Entries:
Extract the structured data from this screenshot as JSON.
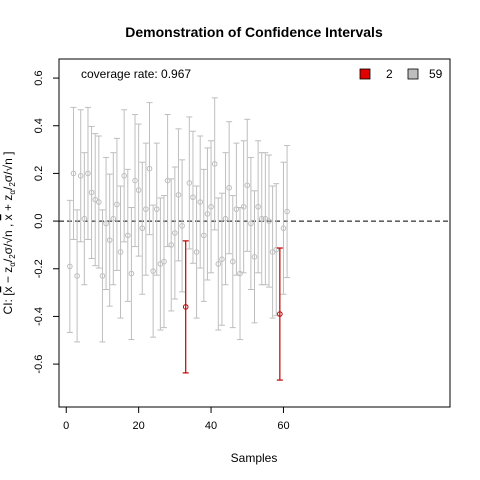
{
  "chart_data": {
    "type": "scatter",
    "title": "Demonstration of Confidence Intervals",
    "xlabel": "Samples",
    "ylabel_parts": {
      "main": "CI: [",
      "xbar1": "x",
      "minus": " − z",
      "alpha1": "α",
      "div1": "/",
      "sub1": "2",
      "sig1": "σ/√n ,  ",
      "xbar2": "x",
      "plus": " + z",
      "alpha2": "α",
      "div2": "/",
      "sub2": "2",
      "sig2": "σ/√n ]"
    },
    "xlim": [
      -2,
      106
    ],
    "ylim": [
      -0.78,
      0.68
    ],
    "xticks": [
      "0",
      "20",
      "40",
      "60"
    ],
    "xtick_values": [
      0,
      20,
      40,
      60
    ],
    "yticks": [
      "-0.6",
      "-0.4",
      "-0.2",
      "0.0",
      "0.2",
      "0.4",
      "0.6"
    ],
    "ytick_values": [
      -0.6,
      -0.4,
      -0.2,
      0.0,
      0.2,
      0.4,
      0.6
    ],
    "reference_line": 0,
    "half_width": 0.277,
    "annotation": "coverage rate: 0.967",
    "legend": [
      {
        "label": "2",
        "color": "#e00000"
      },
      {
        "label": "59",
        "color": "#bebebe"
      }
    ],
    "colors": {
      "covered": "#bebebe",
      "missed": "#c00000",
      "reference": "#000000"
    },
    "means": [
      -0.19,
      0.2,
      -0.23,
      0.19,
      0.01,
      0.2,
      0.12,
      0.09,
      0.08,
      -0.23,
      -0.01,
      -0.08,
      0.01,
      0.07,
      -0.13,
      0.19,
      -0.06,
      -0.22,
      0.17,
      0.13,
      -0.03,
      0.05,
      0.22,
      -0.21,
      0.05,
      -0.18,
      -0.17,
      0.17,
      -0.1,
      -0.05,
      0.11,
      -0.02,
      -0.36,
      0.16,
      0.1,
      -0.13,
      0.08,
      -0.06,
      0.03,
      0.06,
      0.24,
      -0.18,
      -0.16,
      0.01,
      0.14,
      -0.17,
      0.05,
      -0.22,
      0.06,
      0.15,
      -0.01,
      -0.15,
      0.06,
      0.01,
      0.01,
      0.0,
      -0.13,
      -0.12,
      -0.39,
      -0.03,
      0.04
    ],
    "missed_indices": [
      33,
      59
    ]
  }
}
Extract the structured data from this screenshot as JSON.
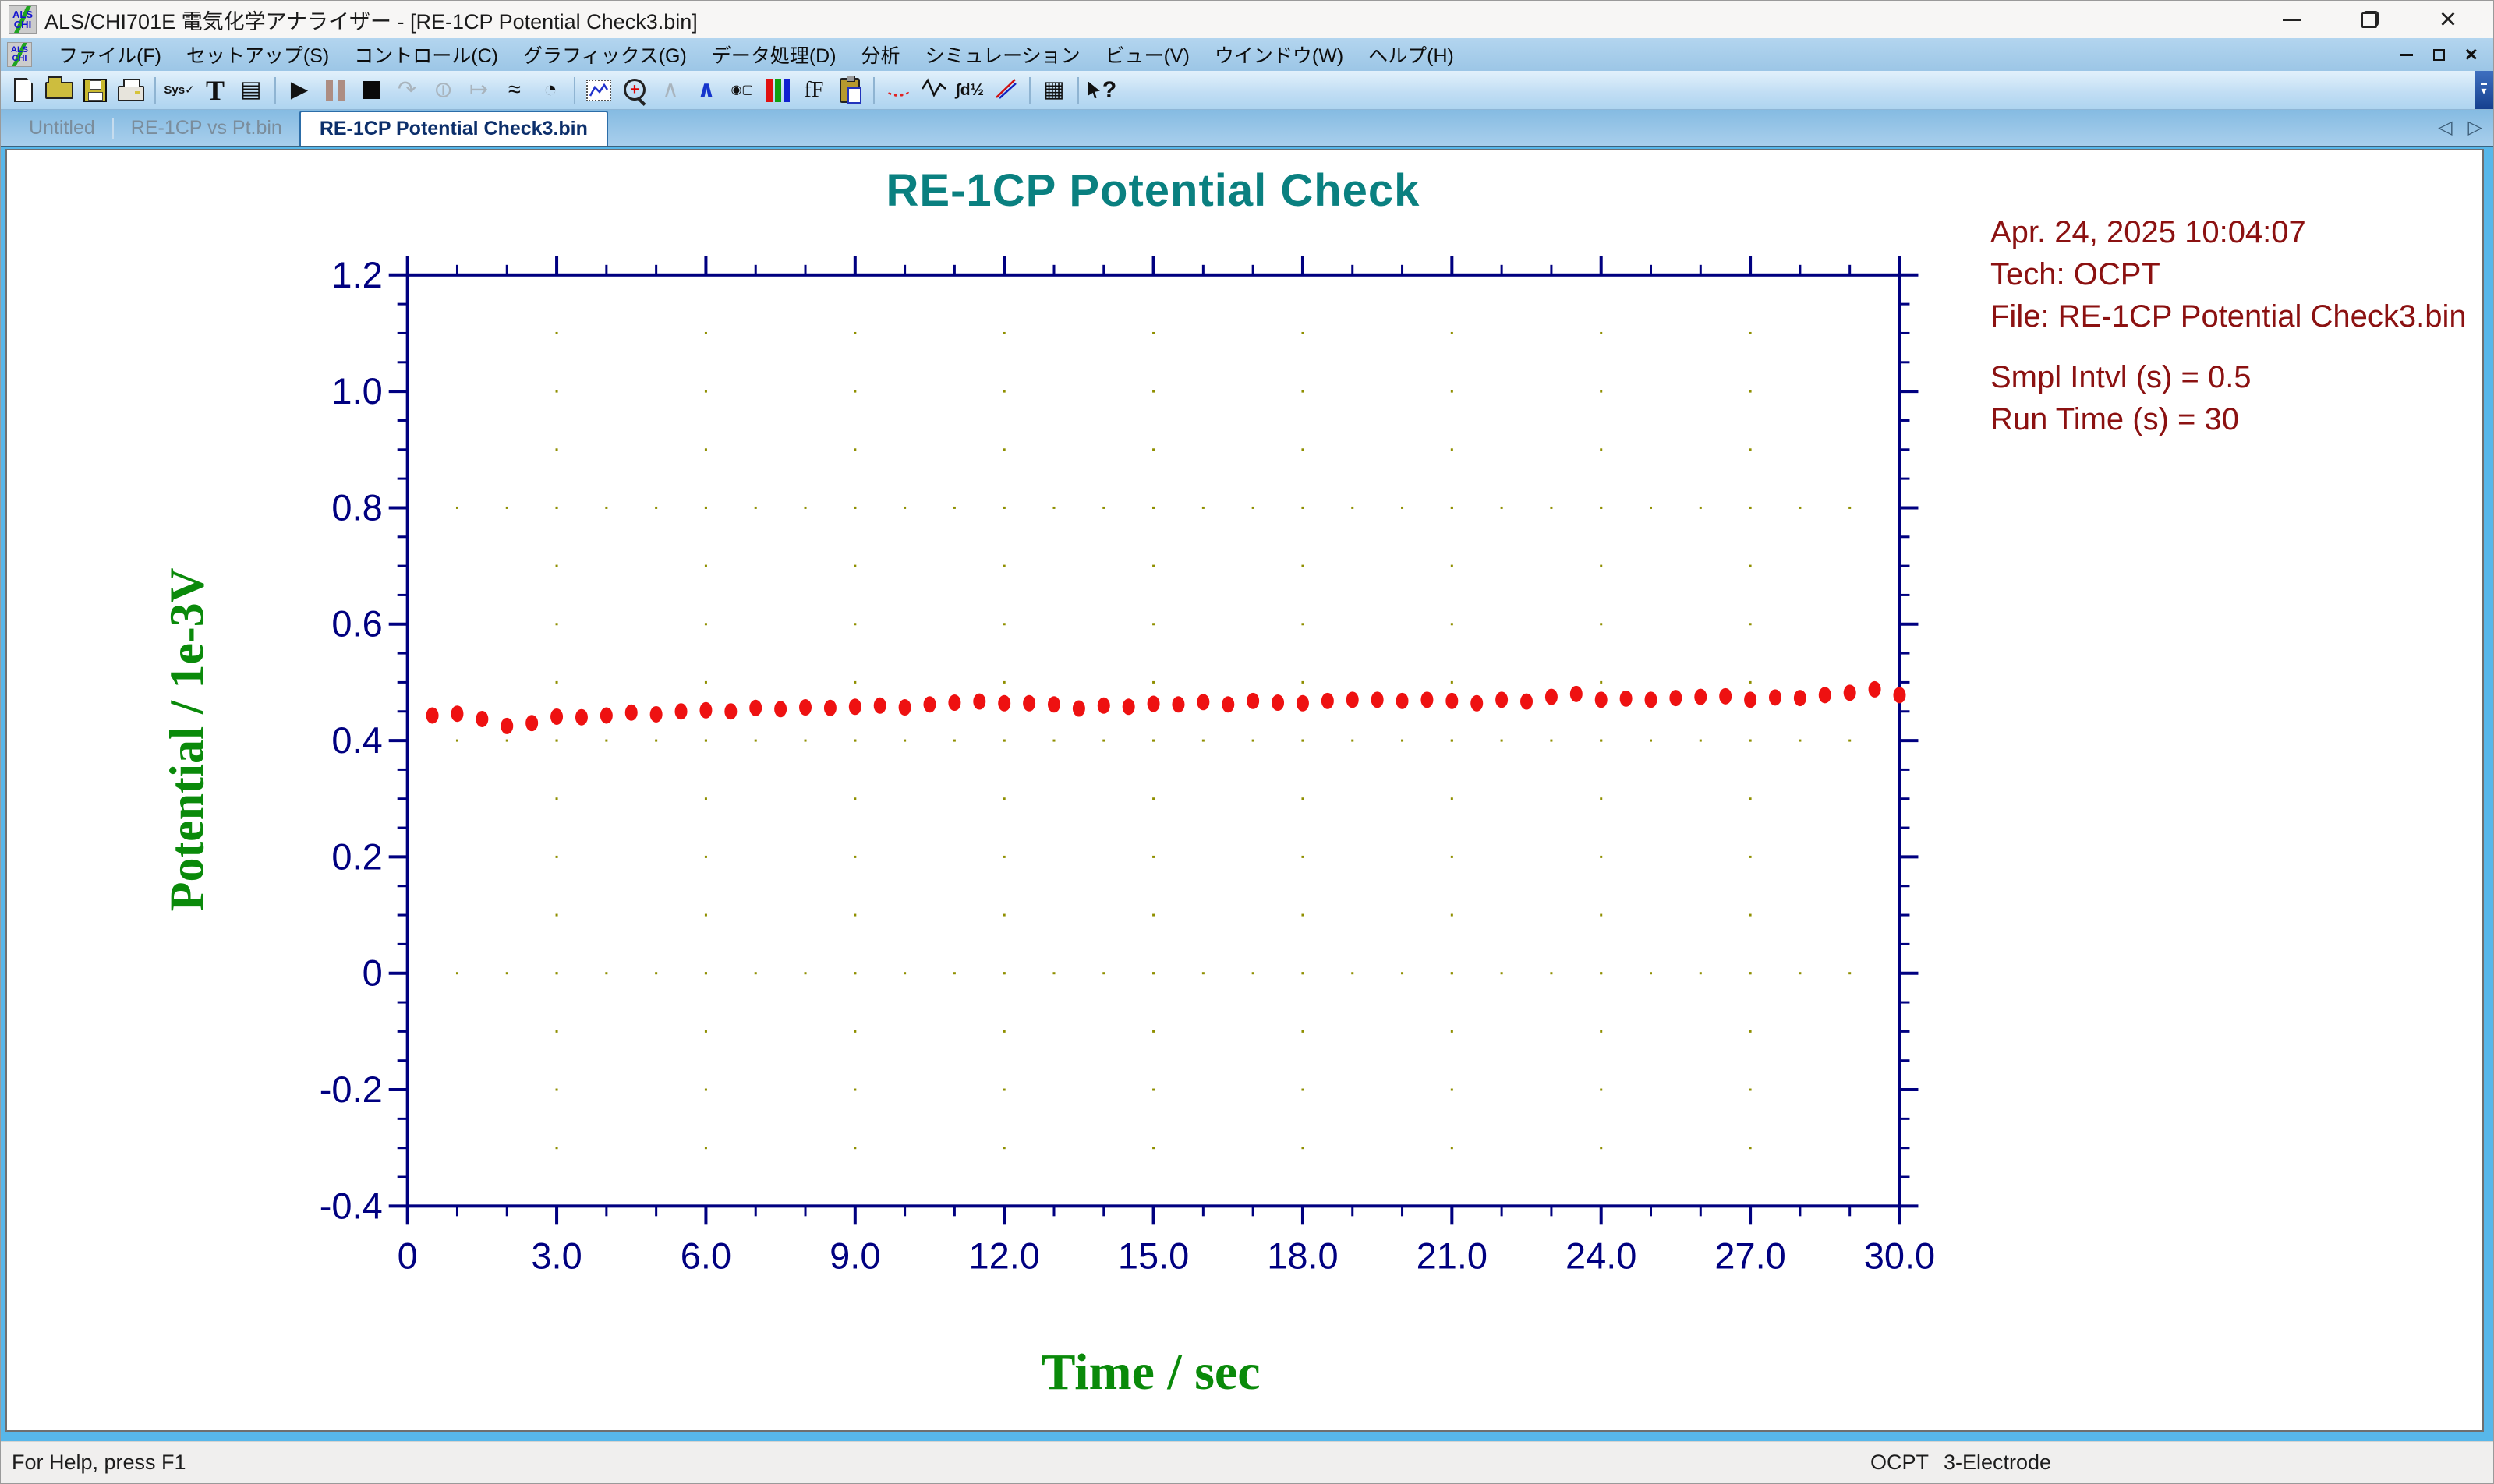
{
  "window": {
    "title": "ALS/CHI701E 電気化学アナライザー - [RE-1CP Potential Check3.bin]",
    "app_badge_top": "ALS",
    "app_badge_bottom": "CHI"
  },
  "menu": {
    "items": [
      "ファイル(F)",
      "セットアップ(S)",
      "コントロール(C)",
      "グラフィックス(G)",
      "データ処理(D)",
      "分析",
      "シミュレーション",
      "ビュー(V)",
      "ウインドウ(W)",
      "ヘルプ(H)"
    ]
  },
  "toolbar": {
    "buttons": [
      "new-file",
      "open-file",
      "save-file",
      "print",
      "system-setup",
      "text-annotation",
      "data-info-window",
      "run-experiment",
      "pause",
      "stop",
      "reverse-scan",
      "hold",
      "repeat-run",
      "ir-compensation",
      "cell-timer",
      "present-data-plot",
      "zoom-in",
      "peak-gray",
      "peak-definition",
      "graph-options",
      "color-legend",
      "font-settings",
      "copy-to-clipboard",
      "smoothing",
      "derivative",
      "integration",
      "baseline-fit",
      "data-listing",
      "context-help"
    ]
  },
  "tabs": {
    "items": [
      {
        "label": "Untitled",
        "active": false
      },
      {
        "label": "RE-1CP vs Pt.bin",
        "active": false
      },
      {
        "label": "RE-1CP Potential Check3.bin",
        "active": true
      }
    ]
  },
  "chart_data": {
    "type": "scatter",
    "title": "RE-1CP Potential Check",
    "xlabel": "Time / sec",
    "ylabel": "Potential / 1e-3V",
    "xlim": [
      0,
      30
    ],
    "ylim": [
      -0.4,
      1.2
    ],
    "x_major_step": 3.0,
    "x_minor_step": 1.0,
    "x_tick_labels": [
      "0",
      "3.0",
      "6.0",
      "9.0",
      "12.0",
      "15.0",
      "18.0",
      "21.0",
      "24.0",
      "27.0",
      "30.0"
    ],
    "y_major_step": 0.2,
    "y_minor_step": 0.05,
    "y_tick_labels": [
      "1.2",
      "1.0",
      "0.8",
      "0.6",
      "0.4",
      "0.2",
      "0",
      "-0.2",
      "-0.4"
    ],
    "grid": "dotted",
    "legend": "none",
    "axis_color": "#000080",
    "grid_color": "#8f8f00",
    "marker_color": "#ee1111",
    "title_color": "#0a8080",
    "label_color": "#0a8a0a",
    "annotation_color": "#8b1111",
    "annotations": [
      "Apr. 24, 2025   10:04:07",
      "Tech: OCPT",
      "File: RE-1CP Potential Check3.bin",
      "",
      "Smpl Intvl (s) = 0.5",
      "Run Time (s) = 30"
    ],
    "x": [
      0.5,
      1.0,
      1.5,
      2.0,
      2.5,
      3.0,
      3.5,
      4.0,
      4.5,
      5.0,
      5.5,
      6.0,
      6.5,
      7.0,
      7.5,
      8.0,
      8.5,
      9.0,
      9.5,
      10.0,
      10.5,
      11.0,
      11.5,
      12.0,
      12.5,
      13.0,
      13.5,
      14.0,
      14.5,
      15.0,
      15.5,
      16.0,
      16.5,
      17.0,
      17.5,
      18.0,
      18.5,
      19.0,
      19.5,
      20.0,
      20.5,
      21.0,
      21.5,
      22.0,
      22.5,
      23.0,
      23.5,
      24.0,
      24.5,
      25.0,
      25.5,
      26.0,
      26.5,
      27.0,
      27.5,
      28.0,
      28.5,
      29.0,
      29.5,
      30.0
    ],
    "y": [
      0.443,
      0.446,
      0.437,
      0.425,
      0.43,
      0.441,
      0.44,
      0.443,
      0.448,
      0.445,
      0.45,
      0.452,
      0.45,
      0.456,
      0.454,
      0.457,
      0.456,
      0.458,
      0.46,
      0.457,
      0.462,
      0.465,
      0.467,
      0.464,
      0.464,
      0.462,
      0.455,
      0.46,
      0.458,
      0.463,
      0.462,
      0.466,
      0.462,
      0.468,
      0.465,
      0.464,
      0.468,
      0.47,
      0.47,
      0.468,
      0.47,
      0.468,
      0.464,
      0.47,
      0.467,
      0.475,
      0.48,
      0.47,
      0.472,
      0.47,
      0.473,
      0.475,
      0.476,
      0.47,
      0.474,
      0.473,
      0.478,
      0.482,
      0.488,
      0.478
    ]
  },
  "status": {
    "help": "For Help, press F1",
    "technique": "OCPT",
    "electrode_mode": "3-Electrode"
  }
}
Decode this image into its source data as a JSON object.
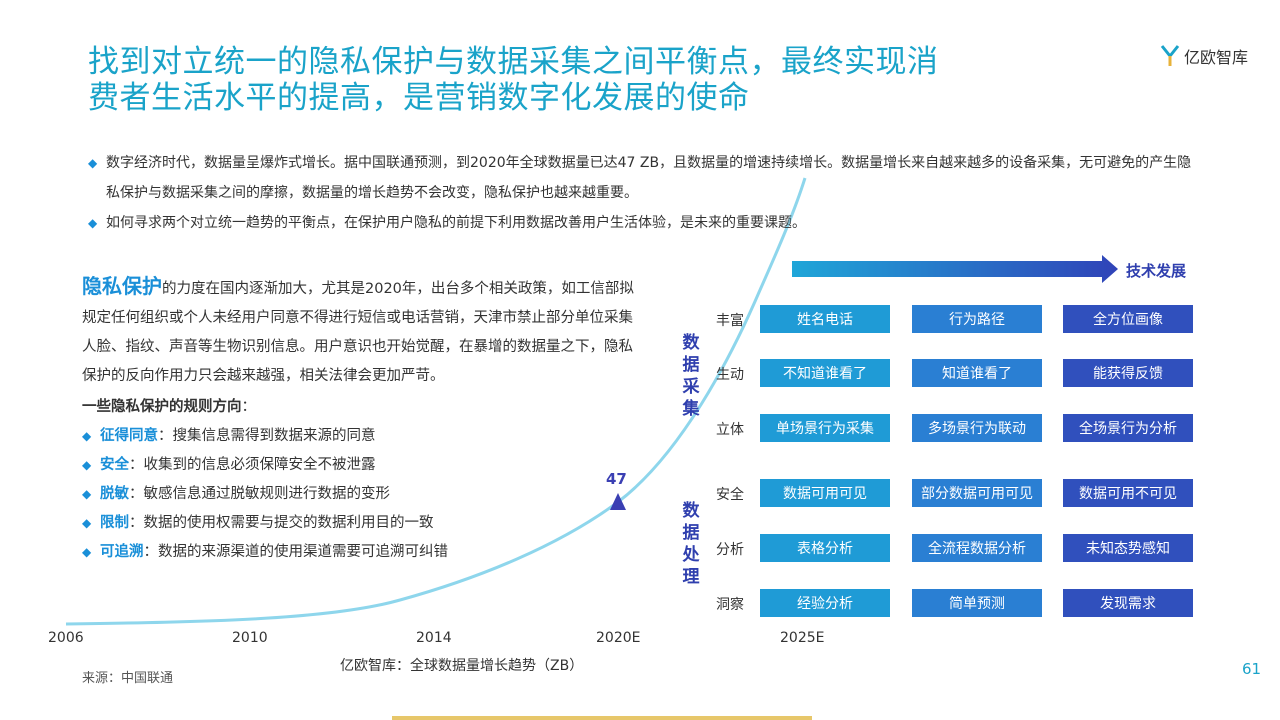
{
  "header": {
    "title_line1": "找到对立统一的隐私保护与数据采集之间平衡点，最终实现消",
    "title_line2": "费者生活水平的提高，是营销数字化发展的使命",
    "logo_text": "亿欧智库"
  },
  "bullets": [
    {
      "text": "数字经济时代，数据量呈爆炸式增长。据中国联通预测，到2020年全球数据量已达47 ZB，且数据量的增速持续增长。数据量增长来自越来越多的设备采集，无可避免的产生隐私保护与数据采集之间的摩擦，数据量的增长趋势不会改变，隐私保护也越来越重要。"
    },
    {
      "text": "如何寻求两个对立统一趋势的平衡点，在保护用户隐私的前提下利用数据改善用户生活体验，是未来的重要课题。"
    }
  ],
  "privacy": {
    "keyword": "隐私保护",
    "paragraph": "的力度在国内逐渐加大，尤其是2020年，出台多个相关政策，如工信部拟规定任何组织或个人未经用户同意不得进行短信或电话营销，天津市禁止部分单位采集人脸、指纹、声音等生物识别信息。用户意识也开始觉醒，在暴增的数据量之下，隐私保护的反向作用力只会越来越强，相关法律会更加严苛。",
    "rules_heading": "一些隐私保护的规则方向",
    "rules_colon": "：",
    "rules": [
      {
        "key": "征得同意",
        "desc": "：搜集信息需得到数据来源的同意"
      },
      {
        "key": "安全",
        "desc": "：收集到的信息必须保障安全不被泄露"
      },
      {
        "key": "脱敏",
        "desc": "：敏感信息通过脱敏规则进行数据的变形"
      },
      {
        "key": "限制",
        "desc": "：数据的使用权需要与提交的数据利用目的一致"
      },
      {
        "key": "可追溯",
        "desc": "：数据的来源渠道的使用渠道需要可追溯可纠错"
      }
    ]
  },
  "chart_data": {
    "type": "line",
    "title": "亿欧智库：全球数据量增长趋势（ZB）",
    "x_ticks": [
      "2006",
      "2010",
      "2014",
      "2020E",
      "2025E"
    ],
    "annotated_point": {
      "x": "2020E",
      "value": "47"
    }
  },
  "source": "来源：中国联通",
  "page_number": "61",
  "tech": {
    "label": "技术发展",
    "section_collect": "数据采集",
    "section_process": "数据处理",
    "rows": [
      {
        "label": "丰富",
        "cells": [
          "姓名电话",
          "行为路径",
          "全方位画像"
        ]
      },
      {
        "label": "生动",
        "cells": [
          "不知道谁看了",
          "知道谁看了",
          "能获得反馈"
        ]
      },
      {
        "label": "立体",
        "cells": [
          "单场景行为采集",
          "多场景行为联动",
          "全场景行为分析"
        ]
      },
      {
        "label": "安全",
        "cells": [
          "数据可用可见",
          "部分数据可用可见",
          "数据可用不可见"
        ]
      },
      {
        "label": "分析",
        "cells": [
          "表格分析",
          "全流程数据分析",
          "未知态势感知"
        ]
      },
      {
        "label": "洞察",
        "cells": [
          "经验分析",
          "简单预测",
          "发现需求"
        ]
      }
    ]
  },
  "colors": {
    "accent": "#1aa3c9",
    "blue": "#1f9bd6",
    "deep": "#3050bd"
  }
}
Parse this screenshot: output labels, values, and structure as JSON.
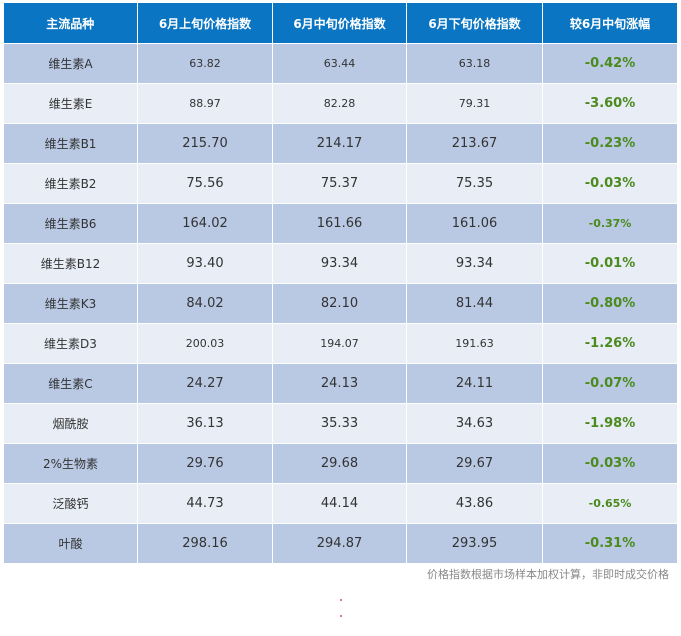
{
  "table": {
    "headers": [
      "主流品种",
      "6月上旬价格指数",
      "6月中旬价格指数",
      "6月下旬价格指数",
      "较6月中旬涨幅"
    ],
    "rows": [
      {
        "name": "维生素A",
        "early": "63.82",
        "mid": "63.44",
        "late": "63.18",
        "change": "-0.42%"
      },
      {
        "name": "维生素E",
        "early": "88.97",
        "mid": "82.28",
        "late": "79.31",
        "change": "-3.60%"
      },
      {
        "name": "维生素B1",
        "early": "215.70",
        "mid": "214.17",
        "late": "213.67",
        "change": "-0.23%"
      },
      {
        "name": "维生素B2",
        "early": "75.56",
        "mid": "75.37",
        "late": "75.35",
        "change": "-0.03%"
      },
      {
        "name": "维生素B6",
        "early": "164.02",
        "mid": "161.66",
        "late": "161.06",
        "change": "-0.37%"
      },
      {
        "name": "维生素B12",
        "early": "93.40",
        "mid": "93.34",
        "late": "93.34",
        "change": "-0.01%"
      },
      {
        "name": "维生素K3",
        "early": "84.02",
        "mid": "82.10",
        "late": "81.44",
        "change": "-0.80%"
      },
      {
        "name": "维生素D3",
        "early": "200.03",
        "mid": "194.07",
        "late": "191.63",
        "change": "-1.26%"
      },
      {
        "name": "维生素C",
        "early": "24.27",
        "mid": "24.13",
        "late": "24.11",
        "change": "-0.07%"
      },
      {
        "name": "烟酰胺",
        "early": "36.13",
        "mid": "35.33",
        "late": "34.63",
        "change": "-1.98%"
      },
      {
        "name": "2%生物素",
        "early": "29.76",
        "mid": "29.68",
        "late": "29.67",
        "change": "-0.03%"
      },
      {
        "name": "泛酸钙",
        "early": "44.73",
        "mid": "44.14",
        "late": "43.86",
        "change": "-0.65%"
      },
      {
        "name": "叶酸",
        "early": "298.16",
        "mid": "294.87",
        "late": "293.95",
        "change": "-0.31%"
      }
    ]
  },
  "note": "价格指数根据市场样本加权计算，非即时成交价格",
  "colors": {
    "header_bg": "#0a75c2",
    "row_dark": "#b9c9e4",
    "row_light": "#e8edf6",
    "change_text": "#4b8a1c",
    "note_text": "#888888"
  }
}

Work to be completed:
Pick out and copy every line that contains the word "desc".

Solved exercise:
        "desc": "：搜集信息需得到数据来源的同意"
        "desc": "：收集到的信息必须保障安全不被泄露"
        "desc": "：敏感信息通过脱敏规则进行数据的变形"
        "desc": "：数据的使用权需要与提交的数据利用目的一致"
        "desc": "：数据的来源渠道的使用渠道需要可追溯可纠错"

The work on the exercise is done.